- **Dataset**
______________________________

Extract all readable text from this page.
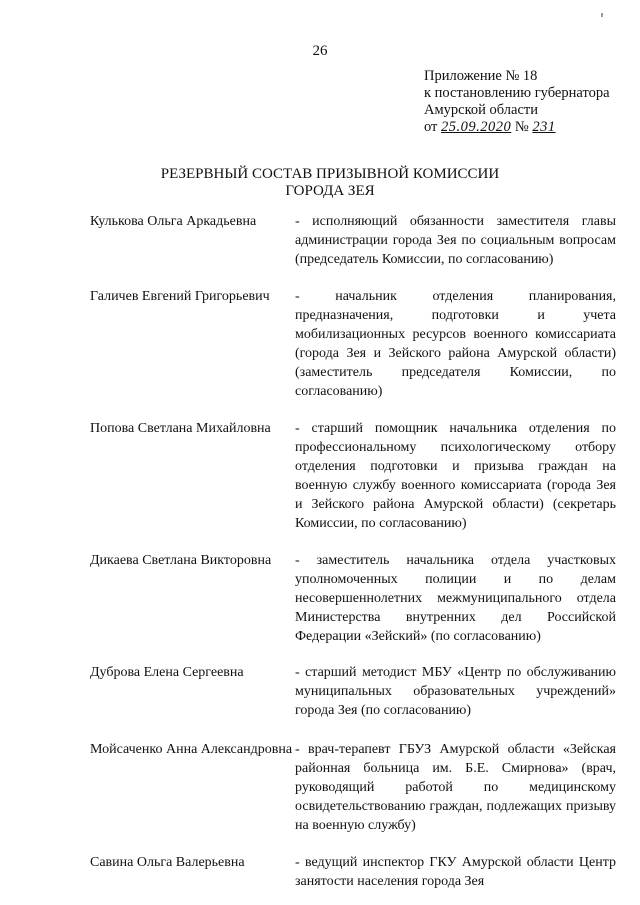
26
Приложение № 18
к постановлению губернатора
Амурской области
от 25.09.2020 № 231
РЕЗЕРВНЫЙ СОСТАВ ПРИЗЫВНОЙ КОМИССИИ
ГОРОДА ЗЕЯ
Кулькова Ольга Аркадьевна	- исполняющий обязанности заместителя главы администрации города Зея по социальным вопросам (председатель Комиссии, по согласованию)
Галичев Евгений Григорьевич	- начальник отделения планирования, предназначения, подготовки и учета мобилизационных ресурсов военного комиссариата (города Зея и Зейского района Амурской области) (заместитель председателя Комиссии, по согласованию)
Попова Светлана Михайловна	- старший помощник начальника отделения по профессиональному психологическому отбору отделения подготовки и призыва граждан на военную службу военного комиссариата (города Зея и Зейского района Амурской области) (секретарь Комиссии, по согласованию)
Дикаева Светлана Викторовна	- заместитель начальника отдела участковых уполномоченных полиции и по делам несовершеннолетних межмуниципального отдела Министерства внутренних дел Российской Федерации «Зейский» (по согласованию)
Дуброва Елена Сергеевна	- старший методист МБУ «Центр по обслуживанию муниципальных образовательных учреждений» города Зея (по согласованию)
Мойсаченко Анна Александровна - врач-терапевт ГБУЗ Амурской области «Зейская районная больница им. Б.Е. Смирнова» (врач, руководящий работой по медицинскому освидетельствованию граждан, подлежащих призыву на военную службу)
Савина Ольга Валерьевна	- ведущий инспектор ГКУ Амурской области Центр занятости населения города Зея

______________________________

- **Task to complete**
Each record above should come back exactly the same, only without its pictures.

- **Output for this task**
Extract all readable text from this page.
26
Приложение № 18
к постановлению губернатора
Амурской области
от 25.09.2020 № 231
РЕЗЕРВНЫЙ СОСТАВ ПРИЗЫВНОЙ КОМИССИИ
ГОРОДА ЗЕЯ
Кулькова Ольга Аркадьевна	- исполняющий обязанности заместителя главы администрации города Зея по социальным вопросам (председатель Комиссии, по согласованию)
Галичев Евгений Григорьевич	- начальник отделения планирования, предназначения, подготовки и учета мобилизационных ресурсов военного комиссариата (города Зея и Зейского района Амурской области) (заместитель председателя Комиссии, по согласованию)
Попова Светлана Михайловна	- старший помощник начальника отделения по профессиональному психологическому отбору отделения подготовки и призыва граждан на военную службу военного комиссариата (города Зея и Зейского района Амурской области) (секретарь Комиссии, по согласованию)
Дикаева Светлана Викторовна	- заместитель начальника отдела участковых уполномоченных полиции и по делам несовершеннолетних межмуниципального отдела Министерства внутренних дел Российской Федерации «Зейский» (по согласованию)
Дуброва Елена Сергеевна	- старший методист МБУ «Центр по обслуживанию муниципальных образовательных учреждений» города Зея (по согласованию)
Мойсаченко Анна Александровна - врач-терапевт ГБУЗ Амурской области «Зейская районная больница им. Б.Е. Смирнова» (врач, руководящий работой по медицинскому освидетельствованию граждан, подлежащих призыву на военную службу)
Савина Ольга Валерьевна	- ведущий инспектор ГКУ Амурской области Центр занятости населения города Зея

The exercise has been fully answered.